Using the data beneath, show every line that includes the word "log₃".

** start DATA LISTING **

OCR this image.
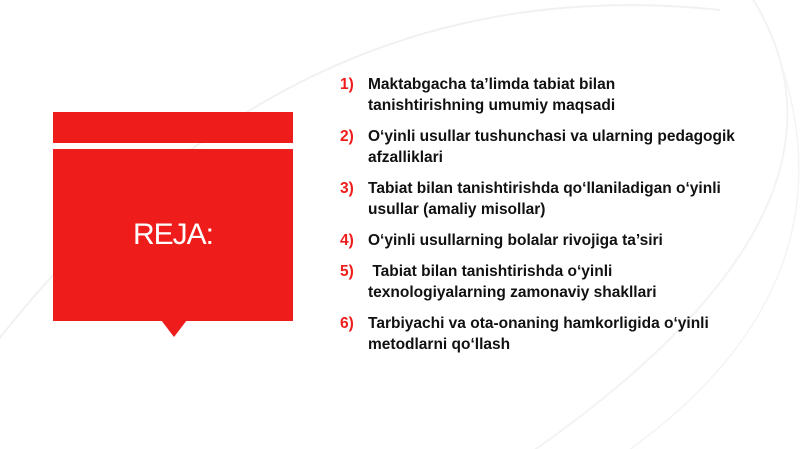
REJA:
1) Maktabgacha ta’limda tabiat bilan
tanishtirishning umumiy maqsadi
2) O‘yinli usullar tushunchasi va ularning pedagogik
afzalliklari
3) Tabiat bilan tanishtirishda qo‘llaniladigan o‘yinli
usullar (amaliy misollar)
4) O‘yinli usullarning bolalar rivojiga ta’siri
5) Tabiat bilan tanishtirishda o‘yinli
texnologiyalarning zamonaviy shakllari
6) Tarbiyachi va ota-onaning hamkorligida o‘yinli
metodlarni qo‘llash
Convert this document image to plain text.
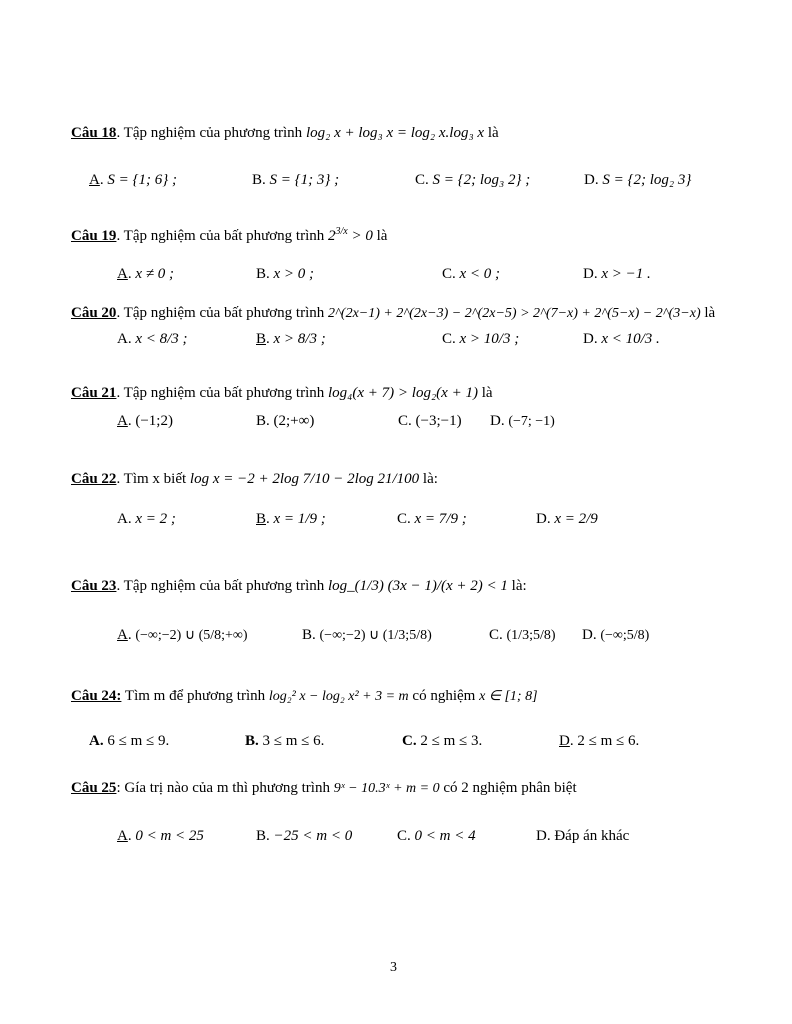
Câu 18. Tập nghiệm của phương trình log₂ x + log₃ x = log₂ x.log₃ x là
A. S = {1; 6} ;	B. S = {1; 3} ;	C. S = {2; log₃ 2} ;	D. S = {2; log₂ 3}
Câu 19. Tập nghiệm của bất phương trình $2^{3/x} > 0$ là
A. x ≠ 0 ;	B. x > 0 ;	C. x < 0 ;	D. x > −1 .
Câu 20. Tập nghiệm của bất phương trình 2^(2x−1) + 2^(2x−3) − 2^(2x−5) > 2^(7−x) + 2^(5−x) − 2^(3−x) là
A. x < 8/3 ;	B. x > 8/3 ;	C. x > 10/3 ;	D. x < 10/3 .
Câu 21. Tập nghiệm của bất phương trình log₄(x + 7) > log₂(x + 1) là
A. (−1;2)	B. (2;+∞)	C. (−3;−1) D. (−7; −1)
Câu 22. Tìm x biết log x = −2 + 2log 7/10 − 2log 21/100 là:
A. x = 2 ;	B. x = 1/9 ;	C. x = 7/9 ;	D. x = 2/9
Câu 23. Tập nghiệm của bất phương trình log_(1/3) (3x − 1)/(x + 2) < 1 là:
A. (−∞;−2) ∪ (5/8;+∞)	B. (−∞;−2) ∪ (1/3;5/8)	C. (1/3;5/8) D. (−∞;5/8)
Câu 24: Tìm m để phương trình log₂² x − log₂ x² + 3 = m có nghiệm x ∈ [1; 8]
A. 6 ≤ m ≤ 9.	B. 3 ≤ m ≤ 6.	C. 2 ≤ m ≤ 3.	D. 2 ≤ m ≤ 6.
Câu 25: Gía trị nào của m thì phương trình 9ˣ − 10.3ˣ + m = 0 có 2 nghiệm phân biệt
A. 0 < m < 25	B. −25 < m < 0	C. 0 < m < 4	D. Đáp án khác
3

** end DATA LISTING **

ANSWER TO THIS TASK:
Câu 18. Tập nghiệm của phương trình log₂ x + log₃ x = log₂ x.log₃ x là
A. S = {1; 6} ;	B. S = {1; 3} ;	C. S = {2; log₃ 2} ;	D. S = {2; log₂ 3}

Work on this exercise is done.